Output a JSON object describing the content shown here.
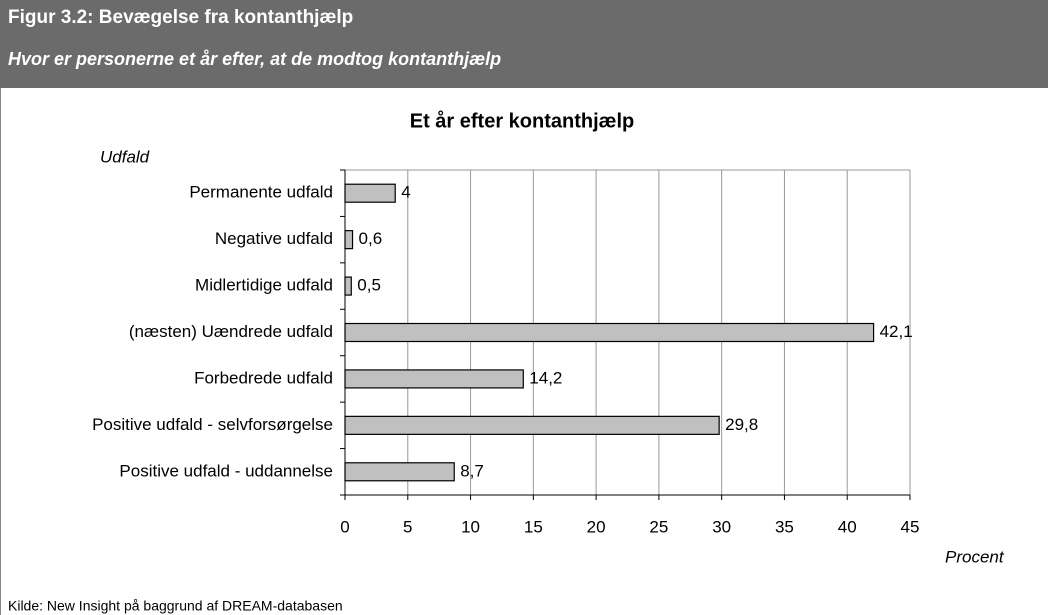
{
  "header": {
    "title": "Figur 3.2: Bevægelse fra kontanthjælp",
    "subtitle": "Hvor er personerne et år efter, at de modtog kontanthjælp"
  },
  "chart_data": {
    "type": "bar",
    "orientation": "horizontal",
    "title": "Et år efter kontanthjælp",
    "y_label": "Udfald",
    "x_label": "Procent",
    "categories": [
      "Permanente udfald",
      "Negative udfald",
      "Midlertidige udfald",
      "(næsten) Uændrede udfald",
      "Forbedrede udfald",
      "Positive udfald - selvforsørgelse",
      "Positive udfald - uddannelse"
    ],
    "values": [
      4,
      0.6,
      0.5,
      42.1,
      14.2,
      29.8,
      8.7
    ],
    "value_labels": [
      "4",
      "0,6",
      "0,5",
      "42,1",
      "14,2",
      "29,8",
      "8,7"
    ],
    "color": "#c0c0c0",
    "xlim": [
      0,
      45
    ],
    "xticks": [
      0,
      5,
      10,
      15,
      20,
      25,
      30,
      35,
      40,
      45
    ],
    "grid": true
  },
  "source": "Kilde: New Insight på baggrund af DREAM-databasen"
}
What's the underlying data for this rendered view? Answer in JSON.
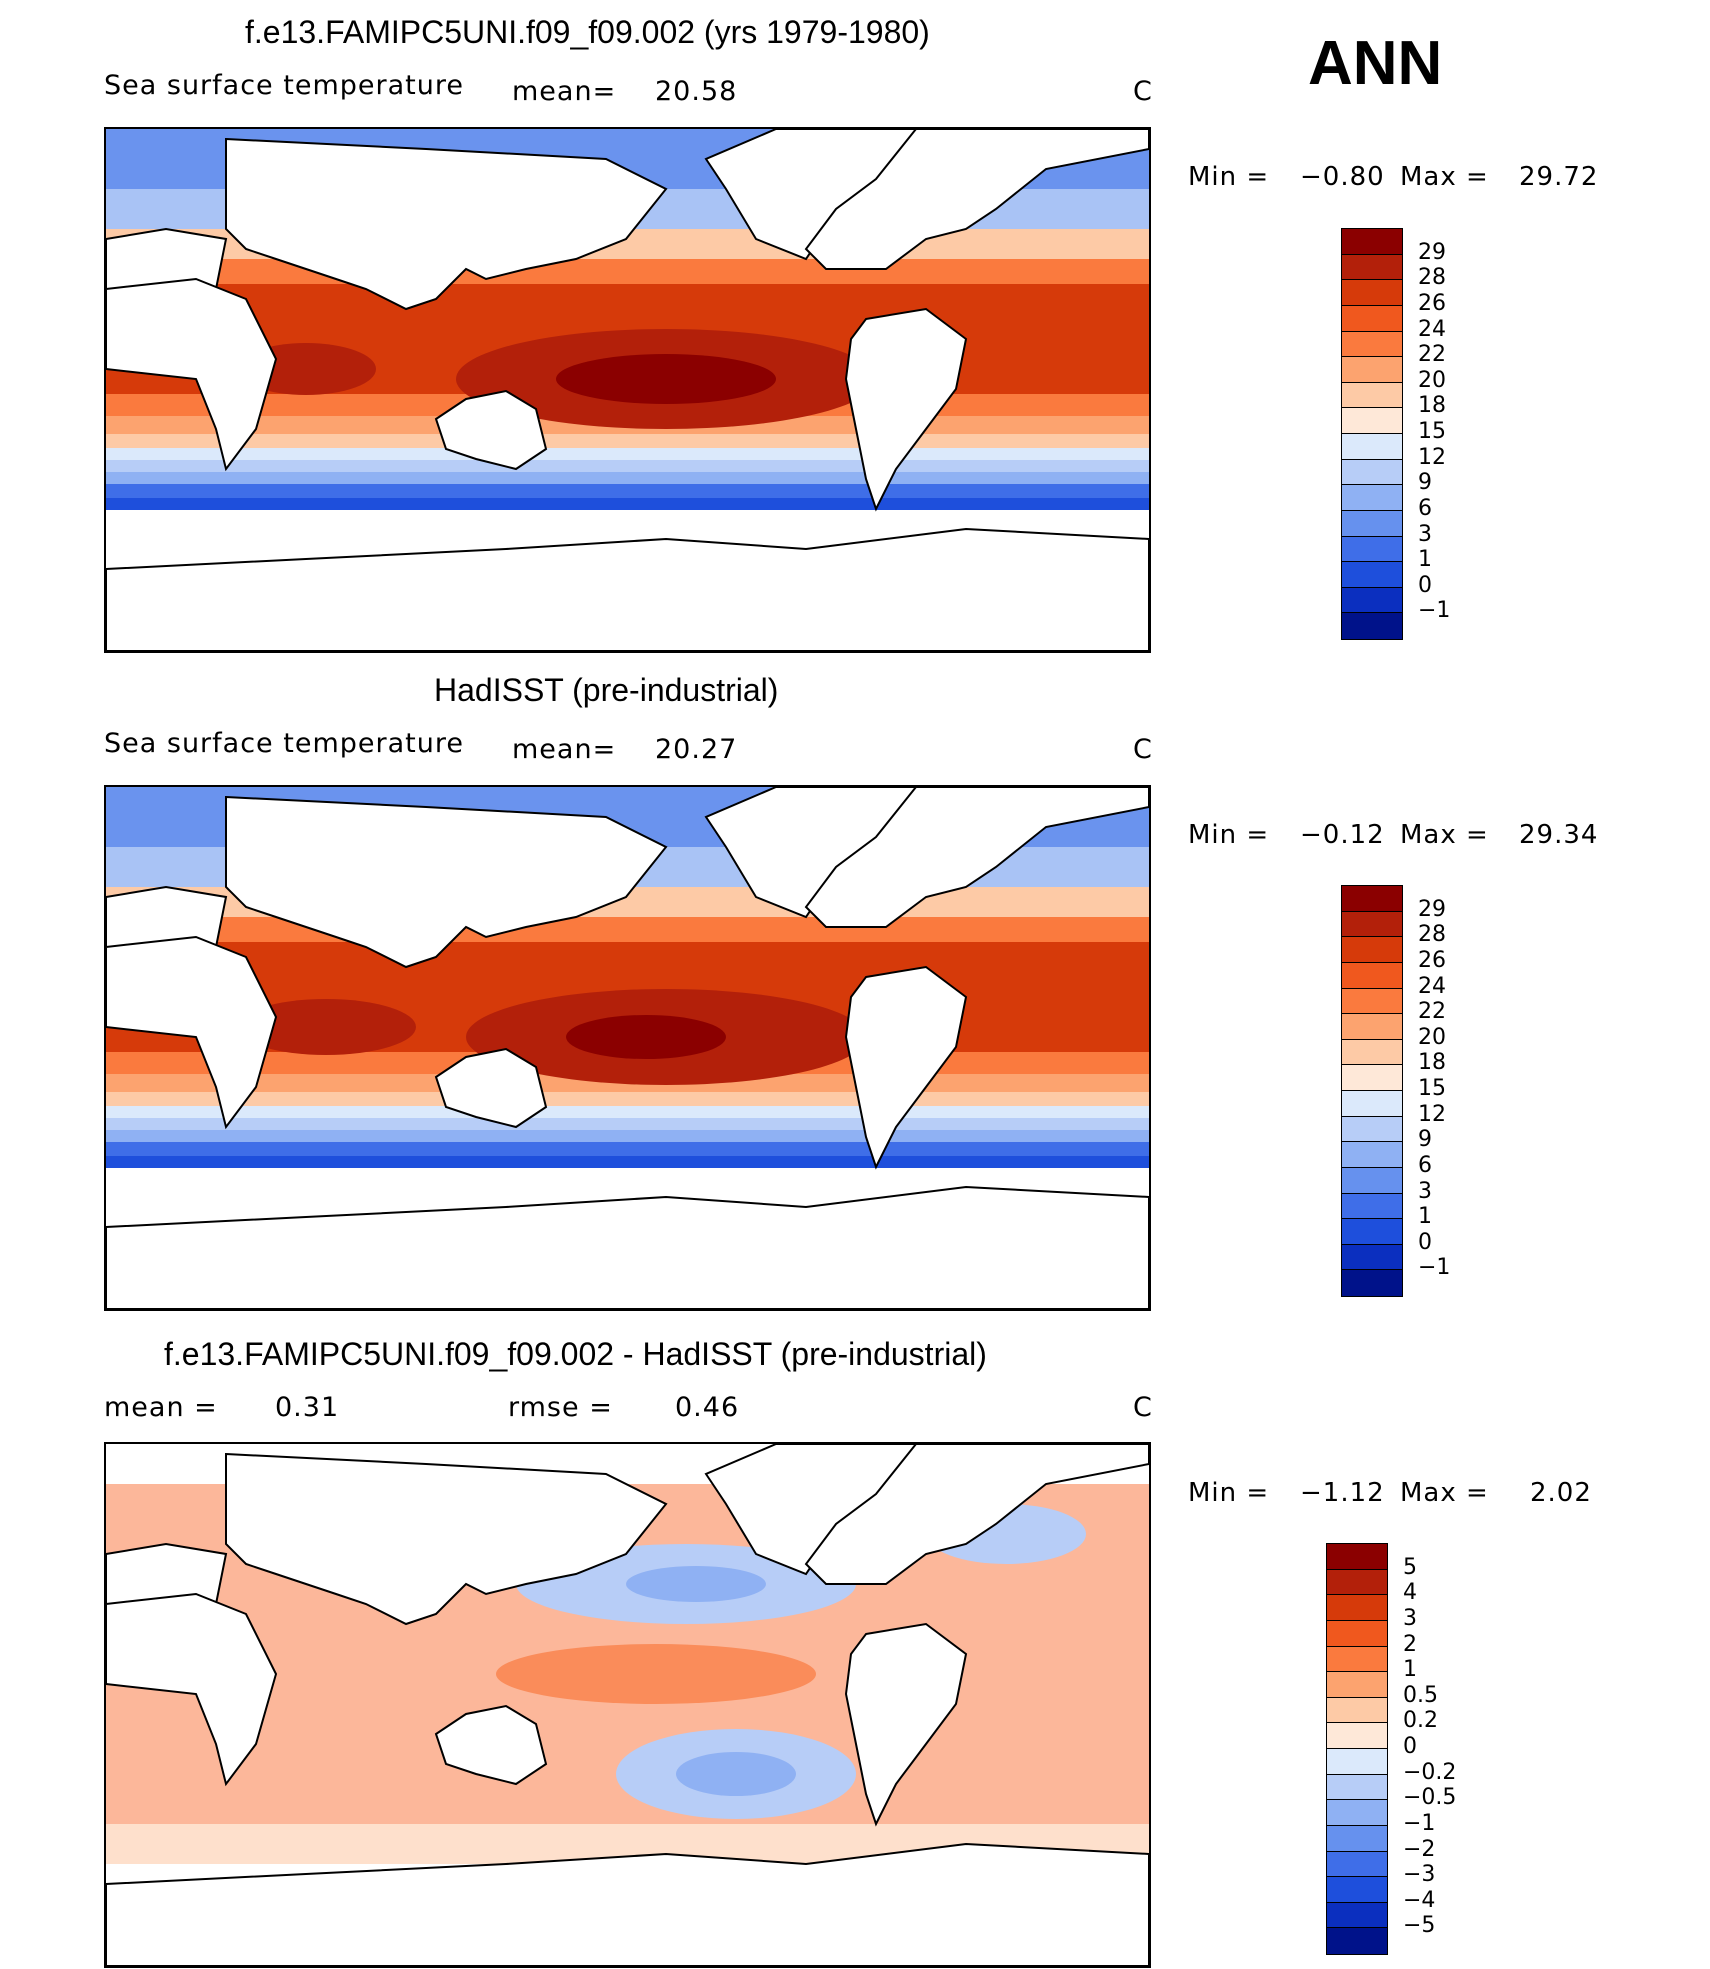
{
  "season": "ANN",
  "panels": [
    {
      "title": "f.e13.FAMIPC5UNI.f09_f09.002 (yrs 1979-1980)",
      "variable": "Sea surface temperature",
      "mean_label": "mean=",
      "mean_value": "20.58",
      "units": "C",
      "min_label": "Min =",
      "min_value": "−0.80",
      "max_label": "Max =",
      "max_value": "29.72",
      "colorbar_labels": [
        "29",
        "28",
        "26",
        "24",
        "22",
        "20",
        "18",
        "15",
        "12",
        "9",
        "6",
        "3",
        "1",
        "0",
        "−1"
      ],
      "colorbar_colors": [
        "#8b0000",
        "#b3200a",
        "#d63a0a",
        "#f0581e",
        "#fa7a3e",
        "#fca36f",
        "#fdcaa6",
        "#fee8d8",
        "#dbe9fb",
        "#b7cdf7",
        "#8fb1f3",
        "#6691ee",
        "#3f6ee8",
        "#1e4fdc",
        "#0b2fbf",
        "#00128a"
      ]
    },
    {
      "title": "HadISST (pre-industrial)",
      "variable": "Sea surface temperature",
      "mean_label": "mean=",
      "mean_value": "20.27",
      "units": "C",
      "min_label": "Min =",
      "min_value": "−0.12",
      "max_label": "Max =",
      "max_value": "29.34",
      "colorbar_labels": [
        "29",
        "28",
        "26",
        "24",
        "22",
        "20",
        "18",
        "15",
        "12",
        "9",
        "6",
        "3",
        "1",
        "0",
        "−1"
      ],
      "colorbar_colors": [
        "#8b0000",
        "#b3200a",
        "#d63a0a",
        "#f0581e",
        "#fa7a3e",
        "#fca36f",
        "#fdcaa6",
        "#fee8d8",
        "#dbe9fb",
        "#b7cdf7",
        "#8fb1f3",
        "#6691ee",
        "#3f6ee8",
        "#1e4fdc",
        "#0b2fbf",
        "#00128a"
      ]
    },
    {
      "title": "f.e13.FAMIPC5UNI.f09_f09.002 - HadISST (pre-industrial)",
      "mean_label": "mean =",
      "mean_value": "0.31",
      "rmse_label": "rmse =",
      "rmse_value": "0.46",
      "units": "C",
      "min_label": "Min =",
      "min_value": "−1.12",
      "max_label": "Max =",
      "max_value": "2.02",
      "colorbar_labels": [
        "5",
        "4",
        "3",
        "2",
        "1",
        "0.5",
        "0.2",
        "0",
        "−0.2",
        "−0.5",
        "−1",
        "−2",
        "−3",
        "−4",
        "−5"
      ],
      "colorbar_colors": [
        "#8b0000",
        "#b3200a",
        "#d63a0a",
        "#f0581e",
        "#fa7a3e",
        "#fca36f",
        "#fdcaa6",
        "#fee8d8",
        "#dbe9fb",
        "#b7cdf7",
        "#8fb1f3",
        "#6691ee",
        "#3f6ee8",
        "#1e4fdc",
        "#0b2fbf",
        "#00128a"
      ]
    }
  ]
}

==============================

**PROBLEM STATEMENT**
Copy all lines above containing the string "JSON".

**RESULT**
Output a JSON object describing the content shown here.
What's the underlying data for this rendered view? Answer in JSON.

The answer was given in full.